(Stored data)
-*-*-
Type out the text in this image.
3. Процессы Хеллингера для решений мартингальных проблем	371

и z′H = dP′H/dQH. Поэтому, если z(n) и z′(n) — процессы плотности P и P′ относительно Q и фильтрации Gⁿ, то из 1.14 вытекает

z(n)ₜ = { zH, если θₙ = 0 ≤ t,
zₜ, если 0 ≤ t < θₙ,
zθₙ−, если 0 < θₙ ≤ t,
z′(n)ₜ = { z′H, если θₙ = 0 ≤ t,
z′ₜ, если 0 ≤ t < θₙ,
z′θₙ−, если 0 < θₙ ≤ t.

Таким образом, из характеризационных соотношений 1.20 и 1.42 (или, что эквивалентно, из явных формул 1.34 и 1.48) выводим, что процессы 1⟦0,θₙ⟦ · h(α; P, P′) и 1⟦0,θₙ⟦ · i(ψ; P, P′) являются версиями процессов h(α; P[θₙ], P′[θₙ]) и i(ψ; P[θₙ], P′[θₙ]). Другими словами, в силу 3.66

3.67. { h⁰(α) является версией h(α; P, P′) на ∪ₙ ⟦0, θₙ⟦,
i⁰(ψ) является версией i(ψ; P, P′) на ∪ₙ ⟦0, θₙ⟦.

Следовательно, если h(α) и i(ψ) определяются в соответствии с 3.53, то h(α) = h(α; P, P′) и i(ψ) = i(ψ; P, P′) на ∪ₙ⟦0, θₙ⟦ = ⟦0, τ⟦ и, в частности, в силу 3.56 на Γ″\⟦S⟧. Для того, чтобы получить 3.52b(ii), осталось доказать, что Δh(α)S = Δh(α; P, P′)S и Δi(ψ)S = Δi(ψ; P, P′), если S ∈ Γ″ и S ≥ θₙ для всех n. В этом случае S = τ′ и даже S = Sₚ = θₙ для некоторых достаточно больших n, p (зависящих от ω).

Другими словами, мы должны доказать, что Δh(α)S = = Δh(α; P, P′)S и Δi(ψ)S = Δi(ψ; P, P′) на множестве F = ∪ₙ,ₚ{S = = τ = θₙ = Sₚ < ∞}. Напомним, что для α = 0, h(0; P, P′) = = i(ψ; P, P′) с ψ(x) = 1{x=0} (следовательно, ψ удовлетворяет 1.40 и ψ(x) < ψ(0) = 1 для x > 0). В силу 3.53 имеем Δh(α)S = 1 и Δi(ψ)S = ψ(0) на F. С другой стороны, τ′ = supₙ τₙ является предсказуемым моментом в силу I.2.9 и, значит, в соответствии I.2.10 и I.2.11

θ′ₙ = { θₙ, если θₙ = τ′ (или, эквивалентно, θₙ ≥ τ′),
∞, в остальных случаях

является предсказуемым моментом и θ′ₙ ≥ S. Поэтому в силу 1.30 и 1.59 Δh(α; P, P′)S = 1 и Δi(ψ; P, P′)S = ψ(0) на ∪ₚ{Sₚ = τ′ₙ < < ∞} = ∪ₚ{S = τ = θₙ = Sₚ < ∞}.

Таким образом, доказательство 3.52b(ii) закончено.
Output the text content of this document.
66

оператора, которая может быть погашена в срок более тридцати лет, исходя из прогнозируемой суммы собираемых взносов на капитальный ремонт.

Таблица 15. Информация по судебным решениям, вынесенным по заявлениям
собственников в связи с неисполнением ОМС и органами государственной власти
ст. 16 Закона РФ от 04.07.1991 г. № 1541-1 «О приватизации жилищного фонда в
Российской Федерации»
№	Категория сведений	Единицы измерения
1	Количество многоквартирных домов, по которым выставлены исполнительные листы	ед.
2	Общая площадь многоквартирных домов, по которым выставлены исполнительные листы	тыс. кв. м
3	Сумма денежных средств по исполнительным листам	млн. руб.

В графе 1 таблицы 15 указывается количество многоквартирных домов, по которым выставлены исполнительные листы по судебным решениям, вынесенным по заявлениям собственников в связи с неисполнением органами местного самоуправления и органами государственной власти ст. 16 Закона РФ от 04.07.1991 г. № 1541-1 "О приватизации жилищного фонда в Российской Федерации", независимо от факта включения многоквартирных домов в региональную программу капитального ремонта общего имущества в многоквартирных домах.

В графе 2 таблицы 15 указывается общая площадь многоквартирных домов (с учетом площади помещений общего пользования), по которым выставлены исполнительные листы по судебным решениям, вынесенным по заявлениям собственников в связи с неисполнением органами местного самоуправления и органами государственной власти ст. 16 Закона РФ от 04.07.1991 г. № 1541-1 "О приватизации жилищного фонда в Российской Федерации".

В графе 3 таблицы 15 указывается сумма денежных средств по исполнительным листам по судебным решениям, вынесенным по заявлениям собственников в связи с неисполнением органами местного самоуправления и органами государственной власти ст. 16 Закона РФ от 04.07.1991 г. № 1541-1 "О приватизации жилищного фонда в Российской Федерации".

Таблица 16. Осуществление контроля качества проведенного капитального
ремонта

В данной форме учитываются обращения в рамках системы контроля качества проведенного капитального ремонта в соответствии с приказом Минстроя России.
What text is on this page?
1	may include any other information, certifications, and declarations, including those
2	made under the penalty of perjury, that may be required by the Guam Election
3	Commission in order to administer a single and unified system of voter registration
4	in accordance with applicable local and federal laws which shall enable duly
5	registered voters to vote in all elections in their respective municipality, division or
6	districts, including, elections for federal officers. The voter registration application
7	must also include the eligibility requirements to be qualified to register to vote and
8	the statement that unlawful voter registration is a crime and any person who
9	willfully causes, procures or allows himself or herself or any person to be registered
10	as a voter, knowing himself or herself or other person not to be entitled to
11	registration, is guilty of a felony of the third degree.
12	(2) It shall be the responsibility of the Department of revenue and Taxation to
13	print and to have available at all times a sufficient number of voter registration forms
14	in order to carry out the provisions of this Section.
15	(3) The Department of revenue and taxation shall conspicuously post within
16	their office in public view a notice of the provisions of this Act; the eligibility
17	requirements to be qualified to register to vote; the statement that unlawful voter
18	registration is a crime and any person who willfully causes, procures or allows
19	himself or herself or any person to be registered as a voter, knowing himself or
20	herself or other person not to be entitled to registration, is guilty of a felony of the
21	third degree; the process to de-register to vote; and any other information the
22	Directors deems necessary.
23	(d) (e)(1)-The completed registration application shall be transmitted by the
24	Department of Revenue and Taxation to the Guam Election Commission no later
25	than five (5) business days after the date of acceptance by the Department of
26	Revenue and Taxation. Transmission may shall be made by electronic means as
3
-*-*-
• [Challenge]
Identify all lines where the word "including" shows up. Copy them.

• [The response]
1	may include any other information, certifications, and declarations, including those
6	districts, including, elections for federal officers. The voter registration application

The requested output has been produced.